[Start]
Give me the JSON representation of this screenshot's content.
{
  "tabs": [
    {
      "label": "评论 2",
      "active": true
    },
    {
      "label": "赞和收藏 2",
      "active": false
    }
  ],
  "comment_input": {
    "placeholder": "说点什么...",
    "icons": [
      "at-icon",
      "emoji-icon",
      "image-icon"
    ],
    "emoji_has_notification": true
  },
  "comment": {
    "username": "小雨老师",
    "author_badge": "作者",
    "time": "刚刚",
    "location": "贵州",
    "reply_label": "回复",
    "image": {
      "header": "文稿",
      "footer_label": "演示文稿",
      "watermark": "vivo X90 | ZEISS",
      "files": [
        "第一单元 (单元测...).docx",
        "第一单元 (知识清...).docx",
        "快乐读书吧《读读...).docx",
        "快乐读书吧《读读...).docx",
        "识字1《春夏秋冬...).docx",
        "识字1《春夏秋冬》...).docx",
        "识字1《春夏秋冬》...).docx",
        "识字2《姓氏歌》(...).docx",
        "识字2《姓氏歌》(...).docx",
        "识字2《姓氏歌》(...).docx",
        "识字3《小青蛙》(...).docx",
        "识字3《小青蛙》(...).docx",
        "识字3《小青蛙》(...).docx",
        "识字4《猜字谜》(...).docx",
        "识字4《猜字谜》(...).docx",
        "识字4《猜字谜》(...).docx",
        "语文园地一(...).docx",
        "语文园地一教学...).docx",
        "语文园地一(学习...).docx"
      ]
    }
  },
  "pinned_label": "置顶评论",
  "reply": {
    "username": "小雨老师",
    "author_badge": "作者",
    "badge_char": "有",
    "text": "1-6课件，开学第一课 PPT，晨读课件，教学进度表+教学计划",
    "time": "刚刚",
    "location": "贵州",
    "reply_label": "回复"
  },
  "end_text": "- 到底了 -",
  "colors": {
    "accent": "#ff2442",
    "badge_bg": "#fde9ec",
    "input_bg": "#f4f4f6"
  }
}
[End]
Type out the entries again, word for word.

■ Complete output ■
Give me the JSON representation of this screenshot's content.
{
  "tabs": [
    {
      "label": "评论 2",
      "active": true
    },
    {
      "label": "赞和收藏 2",
      "active": false
    }
  ],
  "comment_input": {
    "placeholder": "说点什么...",
    "icons": [
      "at-icon",
      "emoji-icon",
      "image-icon"
    ],
    "emoji_has_notification": true
  },
  "comment": {
    "username": "小雨老师",
    "author_badge": "作者",
    "time": "刚刚",
    "location": "贵州",
    "reply_label": "回复",
    "image": {
      "header": "文稿",
      "footer_label": "演示文稿",
      "watermark": "vivo X90 | ZEISS",
      "files": [
        "第一单元 (单元测...).docx",
        "第一单元 (知识清...).docx",
        "快乐读书吧《读读...).docx",
        "快乐读书吧《读读...).docx",
        "识字1《春夏秋冬...).docx",
        "识字1《春夏秋冬》...).docx",
        "识字1《春夏秋冬》...).docx",
        "识字2《姓氏歌》(...).docx",
        "识字2《姓氏歌》(...).docx",
        "识字2《姓氏歌》(...).docx",
        "识字3《小青蛙》(...).docx",
        "识字3《小青蛙》(...).docx",
        "识字3《小青蛙》(...).docx",
        "识字4《猜字谜》(...).docx",
        "识字4《猜字谜》(...).docx",
        "识字4《猜字谜》(...).docx",
        "语文园地一(...).docx",
        "语文园地一教学...).docx",
        "语文园地一(学习...).docx"
      ]
    }
  },
  "pinned_label": "置顶评论",
  "reply": {
    "username": "小雨老师",
    "author_badge": "作者",
    "badge_char": "有",
    "text": "1-6课件，开学第一课 PPT，晨读课件，教学进度表+教学计划",
    "time": "刚刚",
    "location": "贵州",
    "reply_label": "回复"
  },
  "end_text": "- 到底了 -",
  "colors": {
    "accent": "#ff2442",
    "badge_bg": "#fde9ec",
    "input_bg": "#f4f4f6"
  }
}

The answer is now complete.